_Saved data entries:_
::::

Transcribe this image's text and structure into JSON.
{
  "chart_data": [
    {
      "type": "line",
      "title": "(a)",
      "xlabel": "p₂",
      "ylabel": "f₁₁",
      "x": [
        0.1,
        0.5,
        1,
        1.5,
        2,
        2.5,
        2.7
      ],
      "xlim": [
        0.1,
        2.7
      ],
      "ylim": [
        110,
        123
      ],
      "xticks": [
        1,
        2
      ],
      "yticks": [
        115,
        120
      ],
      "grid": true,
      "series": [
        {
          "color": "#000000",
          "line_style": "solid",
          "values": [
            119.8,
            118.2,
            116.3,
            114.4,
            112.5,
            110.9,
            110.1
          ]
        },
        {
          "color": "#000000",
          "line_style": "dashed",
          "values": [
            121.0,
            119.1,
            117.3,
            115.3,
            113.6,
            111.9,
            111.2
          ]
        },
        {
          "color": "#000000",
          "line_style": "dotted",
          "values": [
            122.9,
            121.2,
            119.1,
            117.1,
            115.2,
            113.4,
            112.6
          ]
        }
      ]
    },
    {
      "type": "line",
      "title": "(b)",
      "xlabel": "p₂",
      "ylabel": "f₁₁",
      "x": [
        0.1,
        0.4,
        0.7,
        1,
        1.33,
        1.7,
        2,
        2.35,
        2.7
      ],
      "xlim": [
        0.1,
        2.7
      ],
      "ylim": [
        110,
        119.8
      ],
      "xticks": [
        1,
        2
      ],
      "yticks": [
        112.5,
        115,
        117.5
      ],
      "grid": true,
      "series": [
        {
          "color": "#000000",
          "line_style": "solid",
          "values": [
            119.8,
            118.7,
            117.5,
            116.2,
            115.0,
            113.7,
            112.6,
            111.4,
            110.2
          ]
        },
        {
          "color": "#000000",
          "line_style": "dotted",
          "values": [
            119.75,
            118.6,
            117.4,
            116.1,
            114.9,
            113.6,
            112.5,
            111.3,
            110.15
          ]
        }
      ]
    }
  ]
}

::::

_TASK DESCRIPTION:_
Retype the entries one by one, exactly.

_CORRECT RESULT:_
Transcribe this image's text and structure into JSON.
{
  "chart_data": [
    {
      "type": "line",
      "title": "(a)",
      "xlabel": "p₂",
      "ylabel": "f₁₁",
      "x": [
        0.1,
        0.5,
        1,
        1.5,
        2,
        2.5,
        2.7
      ],
      "xlim": [
        0.1,
        2.7
      ],
      "ylim": [
        110,
        123
      ],
      "xticks": [
        1,
        2
      ],
      "yticks": [
        115,
        120
      ],
      "grid": true,
      "series": [
        {
          "color": "#000000",
          "line_style": "solid",
          "values": [
            119.8,
            118.2,
            116.3,
            114.4,
            112.5,
            110.9,
            110.1
          ]
        },
        {
          "color": "#000000",
          "line_style": "dashed",
          "values": [
            121.0,
            119.1,
            117.3,
            115.3,
            113.6,
            111.9,
            111.2
          ]
        },
        {
          "color": "#000000",
          "line_style": "dotted",
          "values": [
            122.9,
            121.2,
            119.1,
            117.1,
            115.2,
            113.4,
            112.6
          ]
        }
      ]
    },
    {
      "type": "line",
      "title": "(b)",
      "xlabel": "p₂",
      "ylabel": "f₁₁",
      "x": [
        0.1,
        0.4,
        0.7,
        1,
        1.33,
        1.7,
        2,
        2.35,
        2.7
      ],
      "xlim": [
        0.1,
        2.7
      ],
      "ylim": [
        110,
        119.8
      ],
      "xticks": [
        1,
        2
      ],
      "yticks": [
        112.5,
        115,
        117.5
      ],
      "grid": true,
      "series": [
        {
          "color": "#000000",
          "line_style": "solid",
          "values": [
            119.8,
            118.7,
            117.5,
            116.2,
            115.0,
            113.7,
            112.6,
            111.4,
            110.2
          ]
        },
        {
          "color": "#000000",
          "line_style": "dotted",
          "values": [
            119.75,
            118.6,
            117.4,
            116.1,
            114.9,
            113.6,
            112.5,
            111.3,
            110.15
          ]
        }
      ]
    }
  ]
}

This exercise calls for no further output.